# Stated exercise
Your task is to copy every line of this material exactly.

# Dataset extract
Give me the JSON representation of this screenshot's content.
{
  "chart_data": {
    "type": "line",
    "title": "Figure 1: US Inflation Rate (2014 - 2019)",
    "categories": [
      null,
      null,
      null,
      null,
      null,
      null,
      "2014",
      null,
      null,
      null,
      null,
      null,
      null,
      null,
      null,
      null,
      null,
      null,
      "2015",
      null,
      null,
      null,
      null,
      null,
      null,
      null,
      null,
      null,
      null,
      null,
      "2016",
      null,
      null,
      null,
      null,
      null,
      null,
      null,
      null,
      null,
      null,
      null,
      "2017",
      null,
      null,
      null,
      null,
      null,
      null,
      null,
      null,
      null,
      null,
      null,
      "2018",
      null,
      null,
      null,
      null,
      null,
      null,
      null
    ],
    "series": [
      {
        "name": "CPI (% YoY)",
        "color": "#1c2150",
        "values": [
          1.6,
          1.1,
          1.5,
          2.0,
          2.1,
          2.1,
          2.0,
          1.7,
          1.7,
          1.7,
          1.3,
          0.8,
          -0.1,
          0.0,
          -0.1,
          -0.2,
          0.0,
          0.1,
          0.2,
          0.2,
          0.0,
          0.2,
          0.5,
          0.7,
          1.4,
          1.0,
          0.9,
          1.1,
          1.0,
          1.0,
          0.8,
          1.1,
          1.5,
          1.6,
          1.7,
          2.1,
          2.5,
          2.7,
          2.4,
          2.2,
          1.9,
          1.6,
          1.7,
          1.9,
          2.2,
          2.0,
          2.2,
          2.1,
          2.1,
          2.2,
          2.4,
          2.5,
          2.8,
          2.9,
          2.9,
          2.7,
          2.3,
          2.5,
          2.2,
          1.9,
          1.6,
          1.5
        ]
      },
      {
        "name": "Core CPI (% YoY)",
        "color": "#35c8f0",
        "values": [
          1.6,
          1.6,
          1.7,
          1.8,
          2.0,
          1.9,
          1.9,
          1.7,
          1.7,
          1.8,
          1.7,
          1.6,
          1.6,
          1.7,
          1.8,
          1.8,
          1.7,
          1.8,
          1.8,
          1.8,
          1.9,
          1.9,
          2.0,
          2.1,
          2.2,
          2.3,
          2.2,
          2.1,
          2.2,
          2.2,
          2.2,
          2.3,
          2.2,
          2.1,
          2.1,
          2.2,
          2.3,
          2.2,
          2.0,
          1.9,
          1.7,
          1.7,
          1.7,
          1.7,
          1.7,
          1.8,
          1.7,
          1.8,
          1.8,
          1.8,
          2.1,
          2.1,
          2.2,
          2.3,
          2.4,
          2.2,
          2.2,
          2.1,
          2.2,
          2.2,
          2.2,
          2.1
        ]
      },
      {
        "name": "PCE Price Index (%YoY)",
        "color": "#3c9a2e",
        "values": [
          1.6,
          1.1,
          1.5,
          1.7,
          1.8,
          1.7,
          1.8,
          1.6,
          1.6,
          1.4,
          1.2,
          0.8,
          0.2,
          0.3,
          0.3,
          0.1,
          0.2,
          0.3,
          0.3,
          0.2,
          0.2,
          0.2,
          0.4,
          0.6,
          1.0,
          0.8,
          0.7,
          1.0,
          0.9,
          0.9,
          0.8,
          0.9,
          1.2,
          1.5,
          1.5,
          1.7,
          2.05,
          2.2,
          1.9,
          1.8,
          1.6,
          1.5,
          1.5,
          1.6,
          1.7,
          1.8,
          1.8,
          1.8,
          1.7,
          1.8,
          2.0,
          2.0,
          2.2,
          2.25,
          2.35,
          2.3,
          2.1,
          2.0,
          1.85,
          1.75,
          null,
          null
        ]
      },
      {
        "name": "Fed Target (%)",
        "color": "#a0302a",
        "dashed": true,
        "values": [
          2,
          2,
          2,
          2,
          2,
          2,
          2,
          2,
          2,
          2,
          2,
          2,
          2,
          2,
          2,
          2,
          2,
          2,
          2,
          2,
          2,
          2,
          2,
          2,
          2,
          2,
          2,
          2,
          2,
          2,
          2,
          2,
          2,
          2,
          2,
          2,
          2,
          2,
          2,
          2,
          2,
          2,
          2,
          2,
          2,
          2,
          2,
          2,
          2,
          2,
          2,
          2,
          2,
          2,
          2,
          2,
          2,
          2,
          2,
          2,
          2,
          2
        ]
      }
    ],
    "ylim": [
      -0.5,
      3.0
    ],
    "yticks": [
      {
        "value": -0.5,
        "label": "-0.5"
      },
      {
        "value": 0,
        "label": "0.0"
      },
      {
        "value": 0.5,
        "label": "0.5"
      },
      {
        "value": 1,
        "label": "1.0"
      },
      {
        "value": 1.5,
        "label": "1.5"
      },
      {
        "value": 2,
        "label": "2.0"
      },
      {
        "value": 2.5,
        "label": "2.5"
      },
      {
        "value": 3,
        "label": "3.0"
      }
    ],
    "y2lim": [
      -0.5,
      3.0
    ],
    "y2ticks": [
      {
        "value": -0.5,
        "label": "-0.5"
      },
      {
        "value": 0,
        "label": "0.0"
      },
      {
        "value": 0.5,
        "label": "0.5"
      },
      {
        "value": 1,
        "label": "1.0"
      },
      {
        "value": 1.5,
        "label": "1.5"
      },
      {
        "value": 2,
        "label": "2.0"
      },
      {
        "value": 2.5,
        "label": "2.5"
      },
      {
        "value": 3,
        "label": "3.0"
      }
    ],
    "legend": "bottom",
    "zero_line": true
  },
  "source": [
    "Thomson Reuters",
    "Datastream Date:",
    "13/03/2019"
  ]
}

# Response to this task
Give me the JSON representation of this screenshot's content.
{
  "chart_data": {
    "type": "line",
    "title": "Figure 1: US Inflation Rate (2014 - 2019)",
    "categories": [
      null,
      null,
      null,
      null,
      null,
      null,
      "2014",
      null,
      null,
      null,
      null,
      null,
      null,
      null,
      null,
      null,
      null,
      null,
      "2015",
      null,
      null,
      null,
      null,
      null,
      null,
      null,
      null,
      null,
      null,
      null,
      "2016",
      null,
      null,
      null,
      null,
      null,
      null,
      null,
      null,
      null,
      null,
      null,
      "2017",
      null,
      null,
      null,
      null,
      null,
      null,
      null,
      null,
      null,
      null,
      null,
      "2018",
      null,
      null,
      null,
      null,
      null,
      null,
      null
    ],
    "series": [
      {
        "name": "CPI (% YoY)",
        "color": "#1c2150",
        "values": [
          1.6,
          1.1,
          1.5,
          2.0,
          2.1,
          2.1,
          2.0,
          1.7,
          1.7,
          1.7,
          1.3,
          0.8,
          -0.1,
          0.0,
          -0.1,
          -0.2,
          0.0,
          0.1,
          0.2,
          0.2,
          0.0,
          0.2,
          0.5,
          0.7,
          1.4,
          1.0,
          0.9,
          1.1,
          1.0,
          1.0,
          0.8,
          1.1,
          1.5,
          1.6,
          1.7,
          2.1,
          2.5,
          2.7,
          2.4,
          2.2,
          1.9,
          1.6,
          1.7,
          1.9,
          2.2,
          2.0,
          2.2,
          2.1,
          2.1,
          2.2,
          2.4,
          2.5,
          2.8,
          2.9,
          2.9,
          2.7,
          2.3,
          2.5,
          2.2,
          1.9,
          1.6,
          1.5
        ]
      },
      {
        "name": "Core CPI (% YoY)",
        "color": "#35c8f0",
        "values": [
          1.6,
          1.6,
          1.7,
          1.8,
          2.0,
          1.9,
          1.9,
          1.7,
          1.7,
          1.8,
          1.7,
          1.6,
          1.6,
          1.7,
          1.8,
          1.8,
          1.7,
          1.8,
          1.8,
          1.8,
          1.9,
          1.9,
          2.0,
          2.1,
          2.2,
          2.3,
          2.2,
          2.1,
          2.2,
          2.2,
          2.2,
          2.3,
          2.2,
          2.1,
          2.1,
          2.2,
          2.3,
          2.2,
          2.0,
          1.9,
          1.7,
          1.7,
          1.7,
          1.7,
          1.7,
          1.8,
          1.7,
          1.8,
          1.8,
          1.8,
          2.1,
          2.1,
          2.2,
          2.3,
          2.4,
          2.2,
          2.2,
          2.1,
          2.2,
          2.2,
          2.2,
          2.1
        ]
      },
      {
        "name": "PCE Price Index (%YoY)",
        "color": "#3c9a2e",
        "values": [
          1.6,
          1.1,
          1.5,
          1.7,
          1.8,
          1.7,
          1.8,
          1.6,
          1.6,
          1.4,
          1.2,
          0.8,
          0.2,
          0.3,
          0.3,
          0.1,
          0.2,
          0.3,
          0.3,
          0.2,
          0.2,
          0.2,
          0.4,
          0.6,
          1.0,
          0.8,
          0.7,
          1.0,
          0.9,
          0.9,
          0.8,
          0.9,
          1.2,
          1.5,
          1.5,
          1.7,
          2.05,
          2.2,
          1.9,
          1.8,
          1.6,
          1.5,
          1.5,
          1.6,
          1.7,
          1.8,
          1.8,
          1.8,
          1.7,
          1.8,
          2.0,
          2.0,
          2.2,
          2.25,
          2.35,
          2.3,
          2.1,
          2.0,
          1.85,
          1.75,
          null,
          null
        ]
      },
      {
        "name": "Fed Target (%)",
        "color": "#a0302a",
        "dashed": true,
        "values": [
          2,
          2,
          2,
          2,
          2,
          2,
          2,
          2,
          2,
          2,
          2,
          2,
          2,
          2,
          2,
          2,
          2,
          2,
          2,
          2,
          2,
          2,
          2,
          2,
          2,
          2,
          2,
          2,
          2,
          2,
          2,
          2,
          2,
          2,
          2,
          2,
          2,
          2,
          2,
          2,
          2,
          2,
          2,
          2,
          2,
          2,
          2,
          2,
          2,
          2,
          2,
          2,
          2,
          2,
          2,
          2,
          2,
          2,
          2,
          2,
          2,
          2
        ]
      }
    ],
    "ylim": [
      -0.5,
      3.0
    ],
    "yticks": [
      {
        "value": -0.5,
        "label": "-0.5"
      },
      {
        "value": 0,
        "label": "0.0"
      },
      {
        "value": 0.5,
        "label": "0.5"
      },
      {
        "value": 1,
        "label": "1.0"
      },
      {
        "value": 1.5,
        "label": "1.5"
      },
      {
        "value": 2,
        "label": "2.0"
      },
      {
        "value": 2.5,
        "label": "2.5"
      },
      {
        "value": 3,
        "label": "3.0"
      }
    ],
    "y2lim": [
      -0.5,
      3.0
    ],
    "y2ticks": [
      {
        "value": -0.5,
        "label": "-0.5"
      },
      {
        "value": 0,
        "label": "0.0"
      },
      {
        "value": 0.5,
        "label": "0.5"
      },
      {
        "value": 1,
        "label": "1.0"
      },
      {
        "value": 1.5,
        "label": "1.5"
      },
      {
        "value": 2,
        "label": "2.0"
      },
      {
        "value": 2.5,
        "label": "2.5"
      },
      {
        "value": 3,
        "label": "3.0"
      }
    ],
    "legend": "bottom",
    "zero_line": true
  },
  "source": [
    "Thomson Reuters",
    "Datastream Date:",
    "13/03/2019"
  ]
}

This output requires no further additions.